Stored records
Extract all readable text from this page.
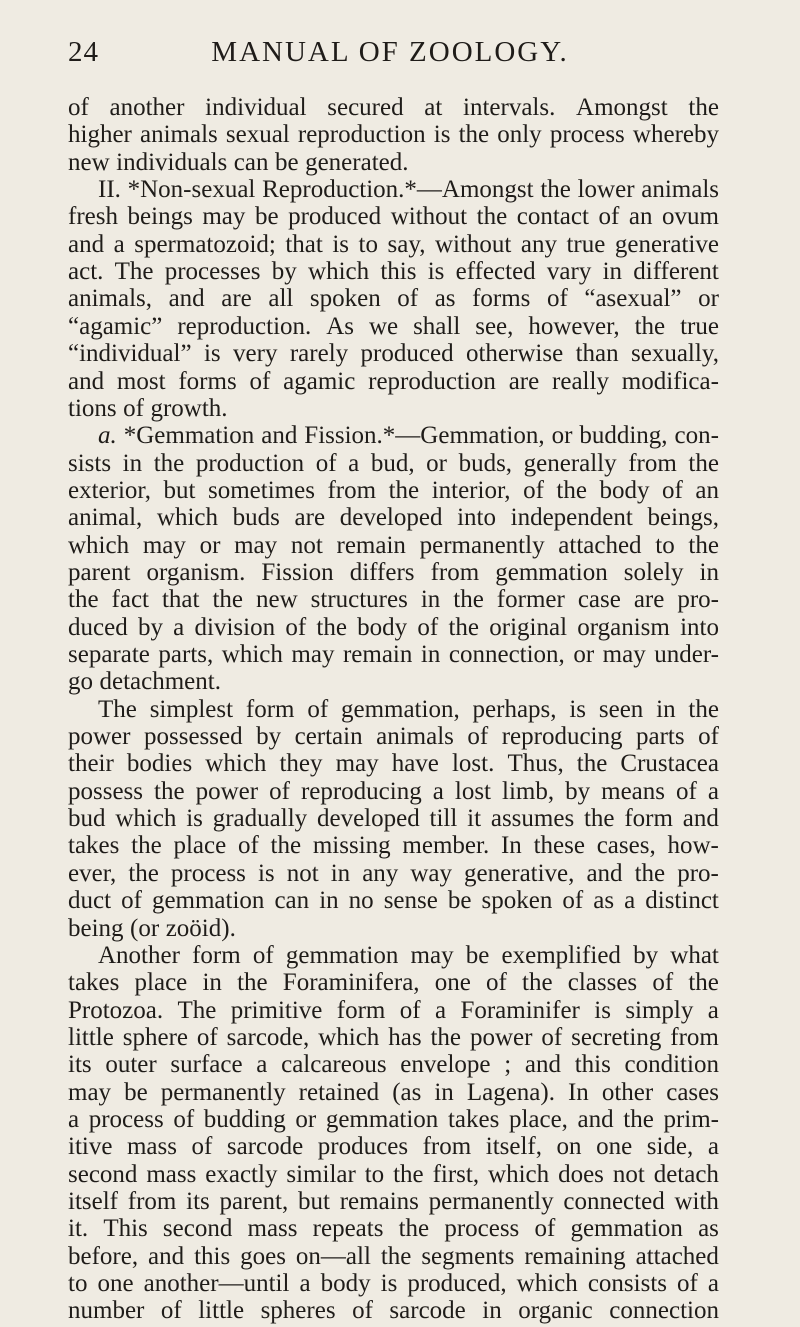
24	MANUAL OF ZOOLOGY.
of another individual secured at intervals. Amongst the
higher animals sexual reproduction is the only process whereby
new individuals can be generated.
II. *Non-sexual Reproduction.*—Amongst the lower animals
fresh beings may be produced without the contact of an ovum
and a spermatozoid; that is to say, without any true generative
act. The processes by which this is effected vary in different
animals, and are all spoken of as forms of “asexual” or
“agamic” reproduction. As we shall see, however, the true
“individual” is very rarely produced otherwise than sexually,
and most forms of agamic reproduction are really modifica-
tions of growth.
a. *Gemmation and Fission.*—Gemmation, or budding, con-
sists in the production of a bud, or buds, generally from the
exterior, but sometimes from the interior, of the body of an
animal, which buds are developed into independent beings,
which may or may not remain permanently attached to the
parent organism. Fission differs from gemmation solely in
the fact that the new structures in the former case are pro-
duced by a division of the body of the original organism into
separate parts, which may remain in connection, or may under-
go detachment.
The simplest form of gemmation, perhaps, is seen in the
power possessed by certain animals of reproducing parts of
their bodies which they may have lost. Thus, the Crustacea
possess the power of reproducing a lost limb, by means of a
bud which is gradually developed till it assumes the form and
takes the place of the missing member. In these cases, how-
ever, the process is not in any way generative, and the pro-
duct of gemmation can in no sense be spoken of as a distinct
being (or zoöid).
Another form of gemmation may be exemplified by what
takes place in the Foraminifera, one of the classes of the
Protozoa. The primitive form of a Foraminifer is simply a
little sphere of sarcode, which has the power of secreting from
its outer surface a calcareous envelope ; and this condition
may be permanently retained (as in Lagena). In other cases
a process of budding or gemmation takes place, and the prim-
itive mass of sarcode produces from itself, on one side, a
second mass exactly similar to the first, which does not detach
itself from its parent, but remains permanently connected with
it. This second mass repeats the process of gemmation as
before, and this goes on—all the segments remaining attached
to one another—until a body is produced, which consists of a
number of little spheres of sarcode in organic connection
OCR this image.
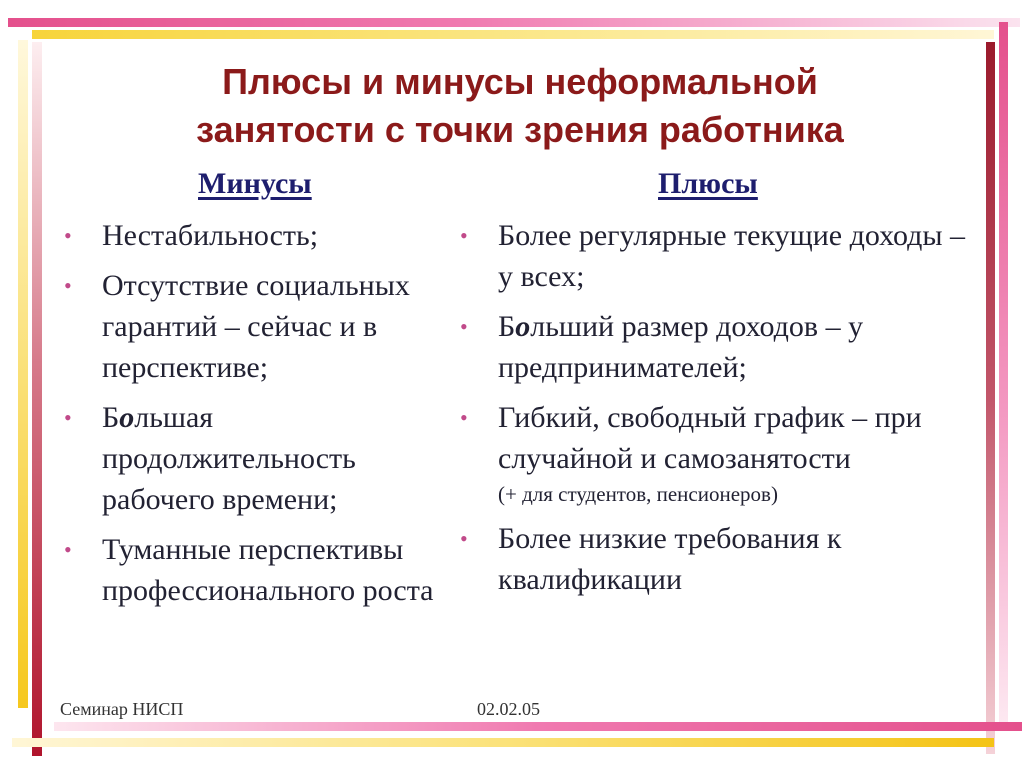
Плюсы и минусы неформальной
занятости с точки зрения работника
Минусы	Плюсы
• Нестабильность;
• Отсутствие социальных гарантий – сейчас и в перспективе;
• Большая продолжительность рабочего времени;
• Туманные перспективы профессионального роста
• Более регулярные текущие доходы – у всех;
• Больший размер доходов – у предпринимателей;
• Гибкий, свободный график – при случайной и самозанятости
(+ для студентов, пенсионеров)
• Более низкие требования к квалификации
Семинар НИСП	02.02.05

• Your task: Leave out the pictures and restate everything else word for word.

• Exercise answer:
Extract all readable text from this page.
24	MANUAL OF ZOOLOGY.
of another individual secured at intervals. Amongst the
higher animals sexual reproduction is the only process whereby
new individuals can be generated.
II. *Non-sexual Reproduction.*—Amongst the lower animals
fresh beings may be produced without the contact of an ovum
and a spermatozoid; that is to say, without any true generative
act. The processes by which this is effected vary in different
animals, and are all spoken of as forms of “asexual” or
“agamic” reproduction. As we shall see, however, the true
“individual” is very rarely produced otherwise than sexually,
and most forms of agamic reproduction are really modifica-
tions of growth.
a. *Gemmation and Fission.*—Gemmation, or budding, con-
sists in the production of a bud, or buds, generally from the
exterior, but sometimes from the interior, of the body of an
animal, which buds are developed into independent beings,
which may or may not remain permanently attached to the
parent organism. Fission differs from gemmation solely in
the fact that the new structures in the former case are pro-
duced by a division of the body of the original organism into
separate parts, which may remain in connection, or may under-
go detachment.
The simplest form of gemmation, perhaps, is seen in the
power possessed by certain animals of reproducing parts of
their bodies which they may have lost. Thus, the Crustacea
possess the power of reproducing a lost limb, by means of a
bud which is gradually developed till it assumes the form and
takes the place of the missing member. In these cases, how-
ever, the process is not in any way generative, and the pro-
duct of gemmation can in no sense be spoken of as a distinct
being (or zoöid).
Another form of gemmation may be exemplified by what
takes place in the Foraminifera, one of the classes of the
Protozoa. The primitive form of a Foraminifer is simply a
little sphere of sarcode, which has the power of secreting from
its outer surface a calcareous envelope ; and this condition
may be permanently retained (as in Lagena). In other cases
a process of budding or gemmation takes place, and the prim-
itive mass of sarcode produces from itself, on one side, a
second mass exactly similar to the first, which does not detach
itself from its parent, but remains permanently connected with
it. This second mass repeats the process of gemmation as
before, and this goes on—all the segments remaining attached
to one another—until a body is produced, which consists of a
number of little spheres of sarcode in organic connection
OCR this image.
Плюсы и минусы неформальной
занятости с точки зрения работника
Минусы	Плюсы
• Нестабильность;
• Отсутствие социальных гарантий – сейчас и в перспективе;
• Большая продолжительность рабочего времени;
• Туманные перспективы профессионального роста
• Более регулярные текущие доходы – у всех;
• Больший размер доходов – у предпринимателей;
• Гибкий, свободный график – при случайной и самозанятости
(+ для студентов, пенсионеров)
• Более низкие требования к квалификации
Семинар НИСП	02.02.05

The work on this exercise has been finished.